(TASK DIRECTIONS): Go through the listing and copy each line with the string "patient".

(THE DATA):
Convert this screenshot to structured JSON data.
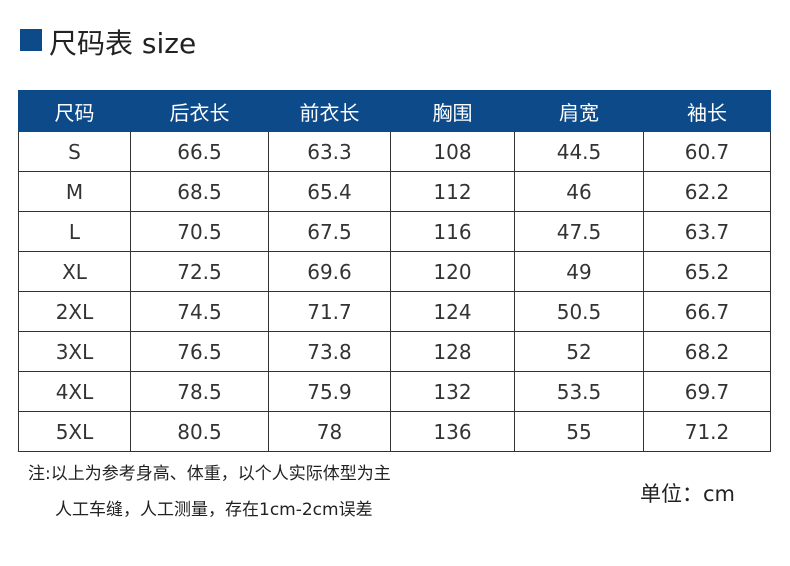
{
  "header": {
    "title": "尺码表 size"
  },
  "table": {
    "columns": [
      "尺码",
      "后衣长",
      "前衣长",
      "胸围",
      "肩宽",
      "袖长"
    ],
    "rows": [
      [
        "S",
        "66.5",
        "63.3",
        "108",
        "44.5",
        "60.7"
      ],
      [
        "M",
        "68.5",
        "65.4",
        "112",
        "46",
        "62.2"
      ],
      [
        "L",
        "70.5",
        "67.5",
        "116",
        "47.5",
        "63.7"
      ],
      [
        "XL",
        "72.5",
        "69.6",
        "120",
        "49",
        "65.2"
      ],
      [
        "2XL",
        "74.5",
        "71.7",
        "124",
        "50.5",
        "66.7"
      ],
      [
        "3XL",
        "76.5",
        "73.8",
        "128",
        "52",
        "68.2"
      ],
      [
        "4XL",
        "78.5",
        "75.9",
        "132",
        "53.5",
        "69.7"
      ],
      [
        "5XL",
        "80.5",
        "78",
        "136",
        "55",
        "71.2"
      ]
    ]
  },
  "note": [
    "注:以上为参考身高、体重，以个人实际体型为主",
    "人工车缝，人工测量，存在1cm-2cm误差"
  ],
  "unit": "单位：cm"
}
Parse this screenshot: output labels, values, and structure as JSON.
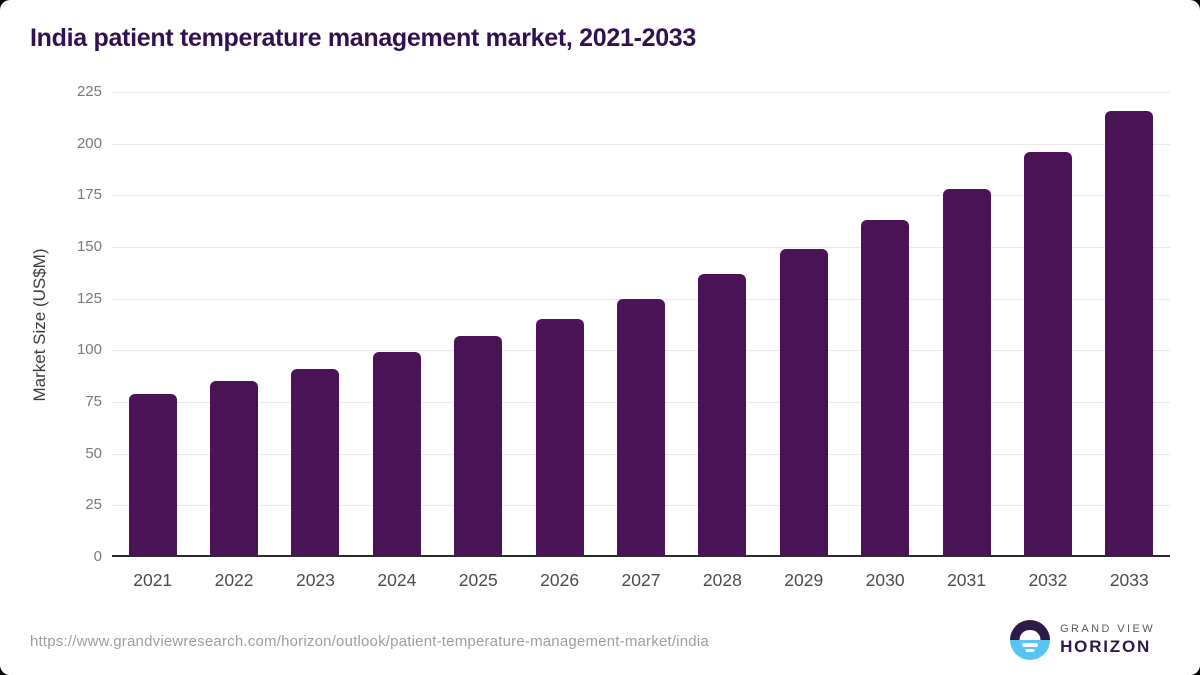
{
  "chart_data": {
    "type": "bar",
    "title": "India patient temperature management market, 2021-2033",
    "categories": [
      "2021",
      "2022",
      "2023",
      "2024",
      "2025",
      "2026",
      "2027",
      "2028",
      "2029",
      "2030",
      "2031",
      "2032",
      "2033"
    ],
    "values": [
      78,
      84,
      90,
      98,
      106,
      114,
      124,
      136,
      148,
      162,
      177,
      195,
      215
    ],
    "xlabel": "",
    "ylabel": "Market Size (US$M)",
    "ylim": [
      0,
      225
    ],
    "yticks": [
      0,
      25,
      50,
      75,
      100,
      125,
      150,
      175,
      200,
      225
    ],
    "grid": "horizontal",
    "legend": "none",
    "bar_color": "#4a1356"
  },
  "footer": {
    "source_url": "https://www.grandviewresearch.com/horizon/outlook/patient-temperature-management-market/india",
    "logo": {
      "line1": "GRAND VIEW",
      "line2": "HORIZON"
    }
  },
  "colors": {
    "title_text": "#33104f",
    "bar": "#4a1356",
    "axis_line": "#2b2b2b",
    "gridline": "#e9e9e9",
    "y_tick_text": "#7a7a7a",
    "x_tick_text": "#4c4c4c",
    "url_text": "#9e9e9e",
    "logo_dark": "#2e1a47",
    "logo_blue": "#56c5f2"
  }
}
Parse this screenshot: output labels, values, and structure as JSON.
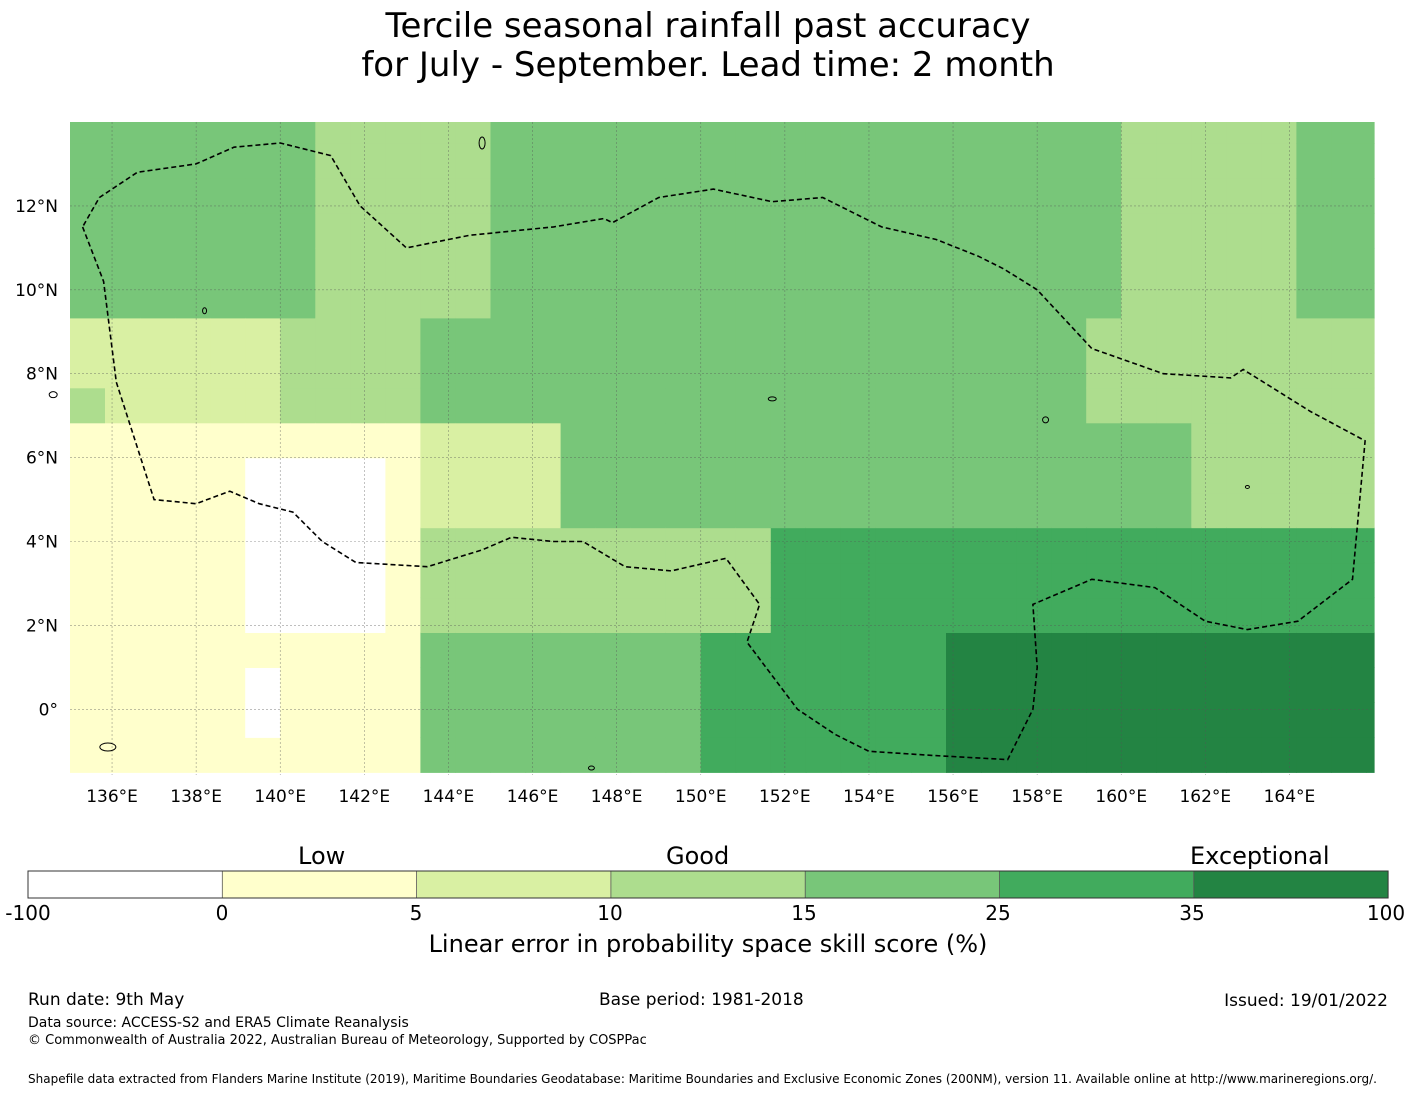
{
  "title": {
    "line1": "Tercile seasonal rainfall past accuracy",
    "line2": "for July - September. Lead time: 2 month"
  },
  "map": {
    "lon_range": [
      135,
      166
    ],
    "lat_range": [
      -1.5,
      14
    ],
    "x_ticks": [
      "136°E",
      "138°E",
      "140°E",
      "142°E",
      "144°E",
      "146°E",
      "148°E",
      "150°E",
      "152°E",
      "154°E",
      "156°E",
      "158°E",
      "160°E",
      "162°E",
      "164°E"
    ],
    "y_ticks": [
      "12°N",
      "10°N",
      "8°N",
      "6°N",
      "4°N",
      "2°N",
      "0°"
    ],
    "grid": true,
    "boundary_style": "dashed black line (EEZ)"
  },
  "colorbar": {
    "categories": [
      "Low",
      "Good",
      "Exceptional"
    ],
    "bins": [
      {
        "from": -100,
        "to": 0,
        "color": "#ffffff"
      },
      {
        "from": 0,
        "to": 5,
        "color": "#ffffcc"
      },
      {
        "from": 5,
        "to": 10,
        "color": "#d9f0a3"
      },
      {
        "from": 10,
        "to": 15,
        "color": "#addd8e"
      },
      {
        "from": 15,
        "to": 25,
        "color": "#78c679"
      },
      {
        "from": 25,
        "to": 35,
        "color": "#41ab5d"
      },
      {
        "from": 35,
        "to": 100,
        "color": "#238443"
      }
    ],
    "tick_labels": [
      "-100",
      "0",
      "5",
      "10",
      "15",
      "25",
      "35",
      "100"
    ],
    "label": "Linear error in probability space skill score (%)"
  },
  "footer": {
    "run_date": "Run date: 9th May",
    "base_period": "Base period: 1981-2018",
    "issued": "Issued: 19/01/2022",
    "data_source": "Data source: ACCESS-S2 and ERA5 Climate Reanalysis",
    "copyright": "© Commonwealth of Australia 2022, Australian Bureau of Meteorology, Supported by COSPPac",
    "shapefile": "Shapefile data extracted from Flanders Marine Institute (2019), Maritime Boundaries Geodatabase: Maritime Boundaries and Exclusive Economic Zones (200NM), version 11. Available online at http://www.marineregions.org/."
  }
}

(WRITTEN ANSWER):
    "title": "India patient temperature management market, 2021-2033",
    "source_url": "https://www.grandviewresearch.com/horizon/outlook/patient-temperature-management-market/india",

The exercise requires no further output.